**Records about charts and figures**
════════════════

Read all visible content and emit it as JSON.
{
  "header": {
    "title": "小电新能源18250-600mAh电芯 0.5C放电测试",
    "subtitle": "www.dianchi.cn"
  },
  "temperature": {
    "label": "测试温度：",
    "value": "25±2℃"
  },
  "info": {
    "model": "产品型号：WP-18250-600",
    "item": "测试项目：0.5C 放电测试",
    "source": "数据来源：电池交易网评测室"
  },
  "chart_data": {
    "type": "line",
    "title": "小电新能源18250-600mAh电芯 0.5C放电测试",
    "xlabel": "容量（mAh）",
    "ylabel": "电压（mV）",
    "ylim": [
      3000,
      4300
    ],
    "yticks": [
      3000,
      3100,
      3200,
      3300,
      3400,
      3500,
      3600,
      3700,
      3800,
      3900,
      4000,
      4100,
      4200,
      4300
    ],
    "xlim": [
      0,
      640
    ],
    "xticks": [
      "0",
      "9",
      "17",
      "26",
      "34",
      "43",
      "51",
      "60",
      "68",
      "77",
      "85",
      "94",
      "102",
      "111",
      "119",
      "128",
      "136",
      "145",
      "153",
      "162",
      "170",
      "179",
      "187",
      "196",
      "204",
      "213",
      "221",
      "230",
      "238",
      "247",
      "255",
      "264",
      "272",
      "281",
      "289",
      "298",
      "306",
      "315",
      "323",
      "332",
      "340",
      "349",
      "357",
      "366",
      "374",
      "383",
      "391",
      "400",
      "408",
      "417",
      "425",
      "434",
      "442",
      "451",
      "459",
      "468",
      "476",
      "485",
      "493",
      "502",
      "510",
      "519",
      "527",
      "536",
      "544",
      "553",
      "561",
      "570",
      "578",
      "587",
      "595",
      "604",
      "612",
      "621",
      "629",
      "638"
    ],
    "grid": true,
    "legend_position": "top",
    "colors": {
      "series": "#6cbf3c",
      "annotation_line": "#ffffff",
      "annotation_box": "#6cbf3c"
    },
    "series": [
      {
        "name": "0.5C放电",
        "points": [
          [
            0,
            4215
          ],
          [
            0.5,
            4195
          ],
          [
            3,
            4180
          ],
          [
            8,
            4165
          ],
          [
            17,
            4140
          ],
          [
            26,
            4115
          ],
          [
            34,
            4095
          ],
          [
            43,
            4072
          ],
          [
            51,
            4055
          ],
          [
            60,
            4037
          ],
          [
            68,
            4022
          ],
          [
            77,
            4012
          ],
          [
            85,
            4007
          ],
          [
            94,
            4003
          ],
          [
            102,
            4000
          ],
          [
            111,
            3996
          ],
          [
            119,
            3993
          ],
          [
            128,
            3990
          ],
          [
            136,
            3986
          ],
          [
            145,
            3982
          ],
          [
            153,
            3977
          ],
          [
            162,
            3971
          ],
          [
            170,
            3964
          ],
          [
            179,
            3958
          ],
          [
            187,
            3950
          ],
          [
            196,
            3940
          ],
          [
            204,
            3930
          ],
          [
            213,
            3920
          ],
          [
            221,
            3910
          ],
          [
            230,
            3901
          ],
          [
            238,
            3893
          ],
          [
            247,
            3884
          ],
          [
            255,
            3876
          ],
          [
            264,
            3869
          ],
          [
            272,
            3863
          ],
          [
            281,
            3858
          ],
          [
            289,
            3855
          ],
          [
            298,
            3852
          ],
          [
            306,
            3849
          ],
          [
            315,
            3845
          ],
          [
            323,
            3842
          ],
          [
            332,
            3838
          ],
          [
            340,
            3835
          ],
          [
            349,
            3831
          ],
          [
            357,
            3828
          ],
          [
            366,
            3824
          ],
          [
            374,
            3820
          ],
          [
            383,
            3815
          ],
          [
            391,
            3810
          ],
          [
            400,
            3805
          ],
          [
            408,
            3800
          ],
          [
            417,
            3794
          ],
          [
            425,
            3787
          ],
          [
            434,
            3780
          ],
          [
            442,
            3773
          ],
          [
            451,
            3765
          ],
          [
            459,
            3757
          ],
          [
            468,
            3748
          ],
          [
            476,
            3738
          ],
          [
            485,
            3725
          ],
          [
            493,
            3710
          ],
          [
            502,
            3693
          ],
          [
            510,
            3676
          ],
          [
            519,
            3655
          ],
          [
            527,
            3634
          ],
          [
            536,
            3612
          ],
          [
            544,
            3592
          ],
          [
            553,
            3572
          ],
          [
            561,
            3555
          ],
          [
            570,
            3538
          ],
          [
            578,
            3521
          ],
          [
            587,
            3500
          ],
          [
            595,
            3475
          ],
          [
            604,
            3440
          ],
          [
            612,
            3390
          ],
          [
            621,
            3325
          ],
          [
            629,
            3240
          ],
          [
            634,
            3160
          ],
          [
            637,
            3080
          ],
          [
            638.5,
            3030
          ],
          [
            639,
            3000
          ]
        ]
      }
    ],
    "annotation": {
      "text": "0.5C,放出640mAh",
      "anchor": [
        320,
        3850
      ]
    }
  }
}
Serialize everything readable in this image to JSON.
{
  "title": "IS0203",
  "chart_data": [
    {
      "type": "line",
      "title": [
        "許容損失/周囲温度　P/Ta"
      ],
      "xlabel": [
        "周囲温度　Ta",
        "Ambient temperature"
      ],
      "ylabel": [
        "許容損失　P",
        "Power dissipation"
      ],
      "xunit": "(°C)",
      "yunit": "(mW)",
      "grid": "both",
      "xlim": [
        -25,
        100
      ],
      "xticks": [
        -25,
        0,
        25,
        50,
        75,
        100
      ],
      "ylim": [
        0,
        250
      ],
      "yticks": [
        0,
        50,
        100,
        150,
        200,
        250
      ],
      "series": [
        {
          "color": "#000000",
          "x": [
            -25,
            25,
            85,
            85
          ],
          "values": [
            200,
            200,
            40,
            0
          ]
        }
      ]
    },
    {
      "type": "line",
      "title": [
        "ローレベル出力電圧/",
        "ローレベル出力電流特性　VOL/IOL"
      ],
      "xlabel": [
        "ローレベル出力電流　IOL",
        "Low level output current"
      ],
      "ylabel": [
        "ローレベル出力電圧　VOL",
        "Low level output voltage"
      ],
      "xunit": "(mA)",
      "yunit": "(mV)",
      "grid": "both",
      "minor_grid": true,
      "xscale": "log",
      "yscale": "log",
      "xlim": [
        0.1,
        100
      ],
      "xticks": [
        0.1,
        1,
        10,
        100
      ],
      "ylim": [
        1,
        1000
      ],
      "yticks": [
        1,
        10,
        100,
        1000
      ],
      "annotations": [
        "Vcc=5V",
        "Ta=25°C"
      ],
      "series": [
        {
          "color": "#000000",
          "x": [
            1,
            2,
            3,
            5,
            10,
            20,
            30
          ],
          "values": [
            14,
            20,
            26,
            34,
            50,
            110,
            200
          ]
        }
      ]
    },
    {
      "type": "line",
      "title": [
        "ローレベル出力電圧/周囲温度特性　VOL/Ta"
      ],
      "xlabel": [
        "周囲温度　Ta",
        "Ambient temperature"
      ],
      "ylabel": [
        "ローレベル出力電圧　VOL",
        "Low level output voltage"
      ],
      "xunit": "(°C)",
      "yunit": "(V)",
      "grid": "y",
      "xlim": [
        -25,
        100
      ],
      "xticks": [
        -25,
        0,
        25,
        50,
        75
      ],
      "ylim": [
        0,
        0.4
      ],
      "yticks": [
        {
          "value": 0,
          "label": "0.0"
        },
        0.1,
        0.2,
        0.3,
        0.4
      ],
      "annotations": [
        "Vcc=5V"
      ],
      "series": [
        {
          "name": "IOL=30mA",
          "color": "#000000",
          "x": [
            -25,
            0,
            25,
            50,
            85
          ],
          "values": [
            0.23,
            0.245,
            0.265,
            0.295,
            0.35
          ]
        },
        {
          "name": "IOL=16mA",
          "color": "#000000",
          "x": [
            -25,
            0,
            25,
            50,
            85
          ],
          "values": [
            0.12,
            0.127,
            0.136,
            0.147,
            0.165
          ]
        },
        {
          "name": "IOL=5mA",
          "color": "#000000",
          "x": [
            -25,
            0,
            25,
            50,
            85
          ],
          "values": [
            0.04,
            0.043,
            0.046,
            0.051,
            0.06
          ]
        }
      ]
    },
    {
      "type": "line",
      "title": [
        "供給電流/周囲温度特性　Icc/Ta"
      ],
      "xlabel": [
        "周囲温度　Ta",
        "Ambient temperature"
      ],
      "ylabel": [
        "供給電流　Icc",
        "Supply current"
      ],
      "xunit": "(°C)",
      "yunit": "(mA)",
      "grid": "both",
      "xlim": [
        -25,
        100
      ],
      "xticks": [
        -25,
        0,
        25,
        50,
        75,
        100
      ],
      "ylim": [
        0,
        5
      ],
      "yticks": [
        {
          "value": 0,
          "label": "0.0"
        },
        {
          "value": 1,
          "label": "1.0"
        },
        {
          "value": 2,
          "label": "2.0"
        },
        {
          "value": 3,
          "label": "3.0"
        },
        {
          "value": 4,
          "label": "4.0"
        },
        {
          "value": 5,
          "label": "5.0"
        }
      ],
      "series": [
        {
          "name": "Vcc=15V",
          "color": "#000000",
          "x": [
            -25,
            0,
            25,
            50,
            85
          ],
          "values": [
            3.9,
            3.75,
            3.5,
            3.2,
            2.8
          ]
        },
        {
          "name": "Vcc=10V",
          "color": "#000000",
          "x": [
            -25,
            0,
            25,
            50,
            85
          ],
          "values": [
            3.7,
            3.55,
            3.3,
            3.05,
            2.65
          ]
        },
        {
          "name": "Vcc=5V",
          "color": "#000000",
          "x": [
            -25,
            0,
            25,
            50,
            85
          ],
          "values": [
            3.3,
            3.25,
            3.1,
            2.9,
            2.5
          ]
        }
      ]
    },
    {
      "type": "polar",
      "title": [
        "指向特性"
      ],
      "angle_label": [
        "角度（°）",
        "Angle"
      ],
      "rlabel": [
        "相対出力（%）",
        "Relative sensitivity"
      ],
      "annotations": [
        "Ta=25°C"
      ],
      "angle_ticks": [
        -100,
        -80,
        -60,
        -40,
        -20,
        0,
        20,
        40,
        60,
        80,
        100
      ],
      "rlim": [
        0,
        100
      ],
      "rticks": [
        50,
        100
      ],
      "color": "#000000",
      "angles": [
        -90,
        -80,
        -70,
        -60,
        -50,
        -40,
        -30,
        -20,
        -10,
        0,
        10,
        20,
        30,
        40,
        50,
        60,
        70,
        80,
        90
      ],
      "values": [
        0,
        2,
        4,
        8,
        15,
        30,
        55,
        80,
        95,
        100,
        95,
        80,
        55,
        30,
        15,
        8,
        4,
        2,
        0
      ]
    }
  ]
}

════════════════

**Task prompt**
Look over the listing above. Pick out and copy every line that includes "name".

**Answer to the problem**
        "name": "0.5C放电",
          "name": "IOL=30mA",
          "name": "IOL=16mA",
          "name": "IOL=5mA",
          "name": "Vcc=15V",
          "name": "Vcc=10V",
          "name": "Vcc=5V",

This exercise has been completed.